**Records provided**:
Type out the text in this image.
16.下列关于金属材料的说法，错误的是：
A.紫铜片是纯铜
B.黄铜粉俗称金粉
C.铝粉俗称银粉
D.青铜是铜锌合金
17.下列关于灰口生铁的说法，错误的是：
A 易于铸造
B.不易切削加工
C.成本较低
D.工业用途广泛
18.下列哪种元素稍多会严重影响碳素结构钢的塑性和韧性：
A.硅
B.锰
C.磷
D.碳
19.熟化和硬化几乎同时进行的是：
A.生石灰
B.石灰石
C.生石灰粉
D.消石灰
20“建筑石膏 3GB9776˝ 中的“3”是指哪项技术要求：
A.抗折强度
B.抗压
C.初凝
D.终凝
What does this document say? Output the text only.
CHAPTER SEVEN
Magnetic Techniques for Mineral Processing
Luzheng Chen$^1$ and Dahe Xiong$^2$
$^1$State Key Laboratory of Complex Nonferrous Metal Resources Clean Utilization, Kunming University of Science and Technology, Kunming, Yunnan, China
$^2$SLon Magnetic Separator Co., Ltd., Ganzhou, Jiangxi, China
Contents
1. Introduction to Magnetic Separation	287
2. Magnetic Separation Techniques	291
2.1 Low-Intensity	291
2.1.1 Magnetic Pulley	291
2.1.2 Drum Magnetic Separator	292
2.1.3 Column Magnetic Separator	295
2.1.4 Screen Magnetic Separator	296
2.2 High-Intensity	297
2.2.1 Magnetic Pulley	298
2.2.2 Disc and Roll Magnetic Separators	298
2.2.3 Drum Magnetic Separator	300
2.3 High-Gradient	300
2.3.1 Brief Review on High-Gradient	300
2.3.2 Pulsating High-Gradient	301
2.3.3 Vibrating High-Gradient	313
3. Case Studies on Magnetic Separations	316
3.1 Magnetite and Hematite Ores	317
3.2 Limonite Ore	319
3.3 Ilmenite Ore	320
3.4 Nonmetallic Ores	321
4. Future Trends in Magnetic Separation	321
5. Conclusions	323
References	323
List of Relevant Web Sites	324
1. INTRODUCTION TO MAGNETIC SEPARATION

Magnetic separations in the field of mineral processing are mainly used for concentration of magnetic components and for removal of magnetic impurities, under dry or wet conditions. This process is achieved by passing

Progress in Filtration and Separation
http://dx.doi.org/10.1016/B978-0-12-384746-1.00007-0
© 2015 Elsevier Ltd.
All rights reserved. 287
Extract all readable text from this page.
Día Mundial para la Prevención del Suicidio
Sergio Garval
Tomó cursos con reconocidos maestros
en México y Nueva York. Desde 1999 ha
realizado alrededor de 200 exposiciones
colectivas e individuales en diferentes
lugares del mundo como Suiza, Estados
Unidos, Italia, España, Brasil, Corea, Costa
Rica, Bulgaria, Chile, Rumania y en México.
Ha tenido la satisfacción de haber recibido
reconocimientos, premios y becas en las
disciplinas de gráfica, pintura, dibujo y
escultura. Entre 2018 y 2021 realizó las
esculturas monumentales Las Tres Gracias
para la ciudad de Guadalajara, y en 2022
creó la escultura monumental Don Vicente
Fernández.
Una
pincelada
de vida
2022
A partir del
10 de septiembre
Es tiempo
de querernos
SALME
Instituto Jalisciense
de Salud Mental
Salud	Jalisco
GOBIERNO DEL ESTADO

**Exercise**:
Set down the material above again, word for word.

**Output of the task**:
Type out the text in this image.
16.下列关于金属材料的说法，错误的是：
A.紫铜片是纯铜
B.黄铜粉俗称金粉
C.铝粉俗称银粉
D.青铜是铜锌合金
17.下列关于灰口生铁的说法，错误的是：
A 易于铸造
B.不易切削加工
C.成本较低
D.工业用途广泛
18.下列哪种元素稍多会严重影响碳素结构钢的塑性和韧性：
A.硅
B.锰
C.磷
D.碳
19.熟化和硬化几乎同时进行的是：
A.生石灰
B.石灰石
C.生石灰粉
D.消石灰
20“建筑石膏 3GB9776˝ 中的“3”是指哪项技术要求：
A.抗折强度
B.抗压
C.初凝
D.终凝
What does this document say? Output the text only.
CHAPTER SEVEN
Magnetic Techniques for Mineral Processing
Luzheng Chen$^1$ and Dahe Xiong$^2$
$^1$State Key Laboratory of Complex Nonferrous Metal Resources Clean Utilization, Kunming University of Science and Technology, Kunming, Yunnan, China
$^2$SLon Magnetic Separator Co., Ltd., Ganzhou, Jiangxi, China
Contents
1. Introduction to Magnetic Separation	287
2. Magnetic Separation Techniques	291
2.1 Low-Intensity	291
2.1.1 Magnetic Pulley	291
2.1.2 Drum Magnetic Separator	292
2.1.3 Column Magnetic Separator	295
2.1.4 Screen Magnetic Separator	296
2.2 High-Intensity	297
2.2.1 Magnetic Pulley	298
2.2.2 Disc and Roll Magnetic Separators	298
2.2.3 Drum Magnetic Separator	300
2.3 High-Gradient	300
2.3.1 Brief Review on High-Gradient	300
2.3.2 Pulsating High-Gradient	301
2.3.3 Vibrating High-Gradient	313
3. Case Studies on Magnetic Separations	316
3.1 Magnetite and Hematite Ores	317
3.2 Limonite Ore	319
3.3 Ilmenite Ore	320
3.4 Nonmetallic Ores	321
4. Future Trends in Magnetic Separation	321
5. Conclusions	323
References	323
List of Relevant Web Sites	324
1. INTRODUCTION TO MAGNETIC SEPARATION

Magnetic separations in the field of mineral processing are mainly used for concentration of magnetic components and for removal of magnetic impurities, under dry or wet conditions. This process is achieved by passing

Progress in Filtration and Separation
http://dx.doi.org/10.1016/B978-0-12-384746-1.00007-0
© 2015 Elsevier Ltd.
All rights reserved. 287
Extract all readable text from this page.
Día Mundial para la Prevención del Suicidio
Sergio Garval
Tomó cursos con reconocidos maestros
en México y Nueva York. Desde 1999 ha
realizado alrededor de 200 exposiciones
colectivas e individuales en diferentes
lugares del mundo como Suiza, Estados
Unidos, Italia, España, Brasil, Corea, Costa
Rica, Bulgaria, Chile, Rumania y en México.
Ha tenido la satisfacción de haber recibido
reconocimientos, premios y becas en las
disciplinas de gráfica, pintura, dibujo y
escultura. Entre 2018 y 2021 realizó las
esculturas monumentales Las Tres Gracias
para la ciudad de Guadalajara, y en 2022
creó la escultura monumental Don Vicente
Fernández.
Una
pincelada
de vida
2022
A partir del
10 de septiembre
Es tiempo
de querernos
SALME
Instituto Jalisciense
de Salud Mental
Salud	Jalisco
GOBIERNO DEL ESTADO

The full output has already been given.